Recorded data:
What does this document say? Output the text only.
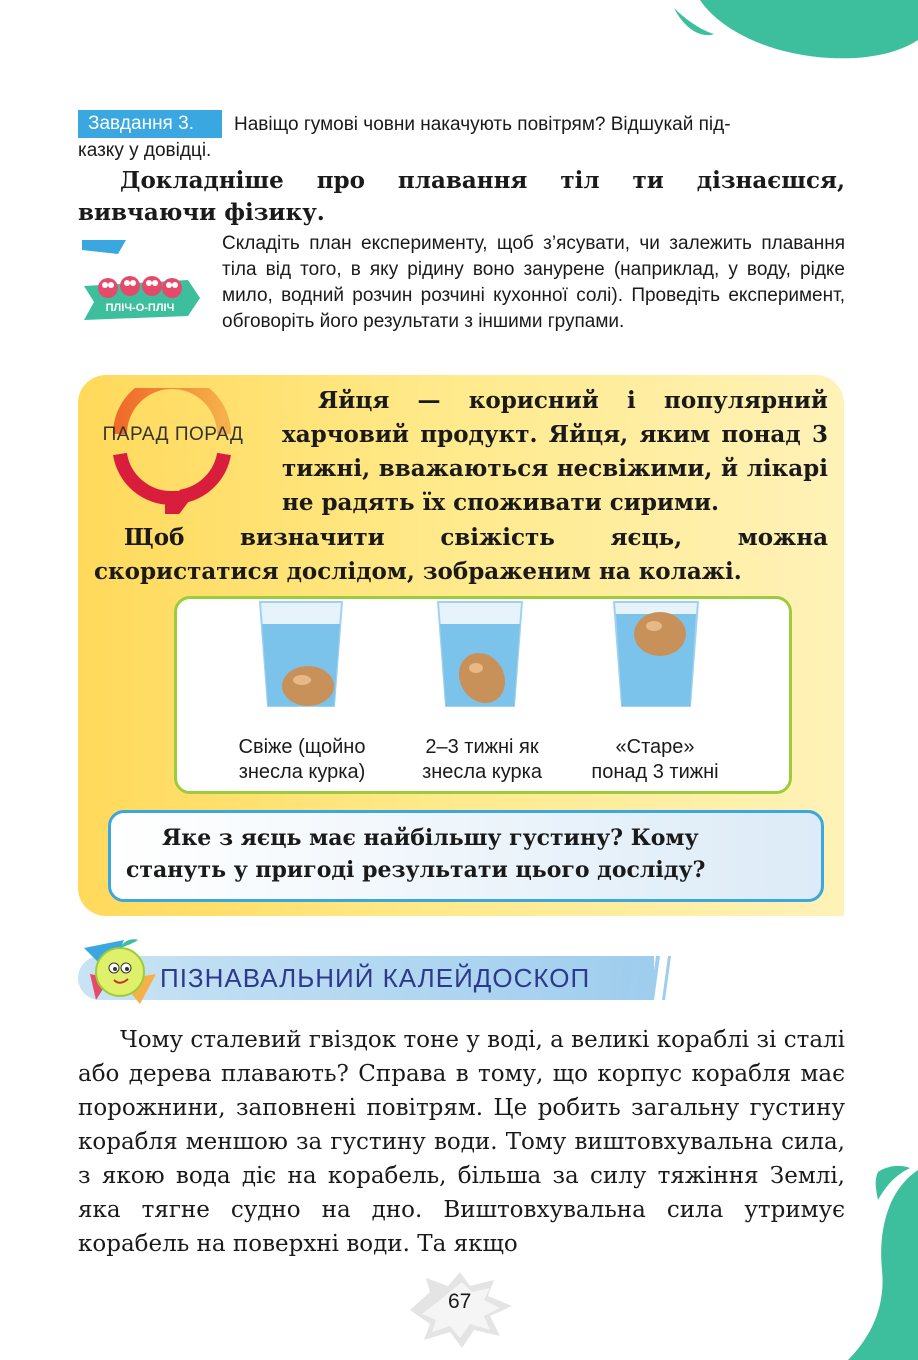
Завдання 3.	Навіщо гумові човни накачують повітрям? Відшукай під-
казку у довідці.
Докладніше про плавання тіл ти дізнаєшся, вивчаючи фізику.
ПЛІЧ-О-ПЛІЧ
Складіть план експерименту, щоб з’ясувати, чи залежить плавання тіла від того, в яку рідину воно занурене (наприклад, у воду, рідке мило, водний розчин розчині кухонної солі). Проведіть експеримент, обговоріть його результати з іншими групами.
ПАРАД ПОРАД
Яйця — корисний і популярний харчовий продукт. Яйця, яким понад 3 тижні, вважаються несвіжими, й лікарі не радять їх споживати сирими.
Щоб визначити свіжість яєць, можна скористатися дослідом, зображеним на колажі.
Свіже (щойно
знесла курка)
2–3 тижні як
знесла курка
«Старе»
понад 3 тижні
Яке з яєць має найбільшу густину? Кому стануть у пригоді результати цього досліду?
ПІЗНАВАЛЬНИЙ КАЛЕЙДОСКОП
Чому сталевий гвіздок тоне у воді, а великі кораблі зі сталі або дерева плавають? Справа в тому, що корпус корабля має порожнини, заповнені повітрям. Це робить загальну густину корабля меншою за густину води. Тому виштовхувальна сила, з якою вода діє на корабель, більша за силу тяжіння Землі, яка тягне судно на дно. Виштовхувальна сила утримує корабель на поверхні води. Та якщо
67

◆ **Task details**
Reproduce all of the data exactly, omitting each picture it holds.

◆ **The response**
What does this document say? Output the text only.
Завдання 3.	Навіщо гумові човни накачують повітрям? Відшукай під-
казку у довідці.
Докладніше про плавання тіл ти дізнаєшся, вивчаючи фізику.
ПЛІЧ-О-ПЛІЧ
Складіть план експерименту, щоб з’ясувати, чи залежить плавання тіла від того, в яку рідину воно занурене (наприклад, у воду, рідке мило, водний розчин розчині кухонної солі). Проведіть експеримент, обговоріть його результати з іншими групами.
ПАРАД ПОРАД
Яйця — корисний і популярний харчовий продукт. Яйця, яким понад 3 тижні, вважаються несвіжими, й лікарі не радять їх споживати сирими.
Щоб визначити свіжість яєць, можна скористатися дослідом, зображеним на колажі.
Свіже (щойно
знесла курка)
2–3 тижні як
знесла курка
«Старе»
понад 3 тижні
Яке з яєць має найбільшу густину? Кому стануть у пригоді результати цього досліду?
ПІЗНАВАЛЬНИЙ КАЛЕЙДОСКОП
Чому сталевий гвіздок тоне у воді, а великі кораблі зі сталі або дерева плавають? Справа в тому, що корпус корабля має порожнини, заповнені повітрям. Це робить загальну густину корабля меншою за густину води. Тому виштовхувальна сила, з якою вода діє на корабель, більша за силу тяжіння Землі, яка тягне судно на дно. Виштовхувальна сила утримує корабель на поверхні води. Та якщо
67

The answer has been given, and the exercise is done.